- [Task description]: Word for word, restate every line of the material.

* START Given information *

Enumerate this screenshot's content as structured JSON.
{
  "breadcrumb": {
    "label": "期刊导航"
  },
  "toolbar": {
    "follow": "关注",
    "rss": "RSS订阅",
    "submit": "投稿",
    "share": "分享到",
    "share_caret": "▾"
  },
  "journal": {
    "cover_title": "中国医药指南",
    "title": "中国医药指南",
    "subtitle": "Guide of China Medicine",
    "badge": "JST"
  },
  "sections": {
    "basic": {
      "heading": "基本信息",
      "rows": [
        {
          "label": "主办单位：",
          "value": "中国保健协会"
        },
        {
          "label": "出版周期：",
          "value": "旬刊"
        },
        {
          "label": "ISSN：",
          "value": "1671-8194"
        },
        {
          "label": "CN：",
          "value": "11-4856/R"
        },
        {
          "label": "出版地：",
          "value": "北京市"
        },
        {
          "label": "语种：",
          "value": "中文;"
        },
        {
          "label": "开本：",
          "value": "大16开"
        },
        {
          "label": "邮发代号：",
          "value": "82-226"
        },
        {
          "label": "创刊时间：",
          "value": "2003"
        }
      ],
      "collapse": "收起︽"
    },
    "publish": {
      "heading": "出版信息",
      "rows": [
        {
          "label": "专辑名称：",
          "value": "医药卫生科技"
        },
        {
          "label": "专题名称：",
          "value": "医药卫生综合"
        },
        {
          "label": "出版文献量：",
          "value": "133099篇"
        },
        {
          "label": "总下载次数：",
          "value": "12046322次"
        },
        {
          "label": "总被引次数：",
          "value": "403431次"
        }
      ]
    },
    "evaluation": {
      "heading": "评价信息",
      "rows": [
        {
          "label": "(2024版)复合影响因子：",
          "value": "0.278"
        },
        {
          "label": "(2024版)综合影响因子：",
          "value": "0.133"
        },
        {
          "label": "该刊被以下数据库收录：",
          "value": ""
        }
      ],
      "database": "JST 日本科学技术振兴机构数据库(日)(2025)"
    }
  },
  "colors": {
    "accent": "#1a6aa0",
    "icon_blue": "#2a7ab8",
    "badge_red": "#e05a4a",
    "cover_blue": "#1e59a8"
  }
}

* END Given information *

- [The output]:
Enumerate this screenshot's content as structured JSON.
{
  "breadcrumb": {
    "label": "期刊导航"
  },
  "toolbar": {
    "follow": "关注",
    "rss": "RSS订阅",
    "submit": "投稿",
    "share": "分享到",
    "share_caret": "▾"
  },
  "journal": {
    "cover_title": "中国医药指南",
    "title": "中国医药指南",
    "subtitle": "Guide of China Medicine",
    "badge": "JST"
  },
  "sections": {
    "basic": {
      "heading": "基本信息",
      "rows": [
        {
          "label": "主办单位：",
          "value": "中国保健协会"
        },
        {
          "label": "出版周期：",
          "value": "旬刊"
        },
        {
          "label": "ISSN：",
          "value": "1671-8194"
        },
        {
          "label": "CN：",
          "value": "11-4856/R"
        },
        {
          "label": "出版地：",
          "value": "北京市"
        },
        {
          "label": "语种：",
          "value": "中文;"
        },
        {
          "label": "开本：",
          "value": "大16开"
        },
        {
          "label": "邮发代号：",
          "value": "82-226"
        },
        {
          "label": "创刊时间：",
          "value": "2003"
        }
      ],
      "collapse": "收起︽"
    },
    "publish": {
      "heading": "出版信息",
      "rows": [
        {
          "label": "专辑名称：",
          "value": "医药卫生科技"
        },
        {
          "label": "专题名称：",
          "value": "医药卫生综合"
        },
        {
          "label": "出版文献量：",
          "value": "133099篇"
        },
        {
          "label": "总下载次数：",
          "value": "12046322次"
        },
        {
          "label": "总被引次数：",
          "value": "403431次"
        }
      ]
    },
    "evaluation": {
      "heading": "评价信息",
      "rows": [
        {
          "label": "(2024版)复合影响因子：",
          "value": "0.278"
        },
        {
          "label": "(2024版)综合影响因子：",
          "value": "0.133"
        },
        {
          "label": "该刊被以下数据库收录：",
          "value": ""
        }
      ],
      "database": "JST 日本科学技术振兴机构数据库(日)(2025)"
    }
  },
  "colors": {
    "accent": "#1a6aa0",
    "icon_blue": "#2a7ab8",
    "badge_red": "#e05a4a",
    "cover_blue": "#1e59a8"
  }
}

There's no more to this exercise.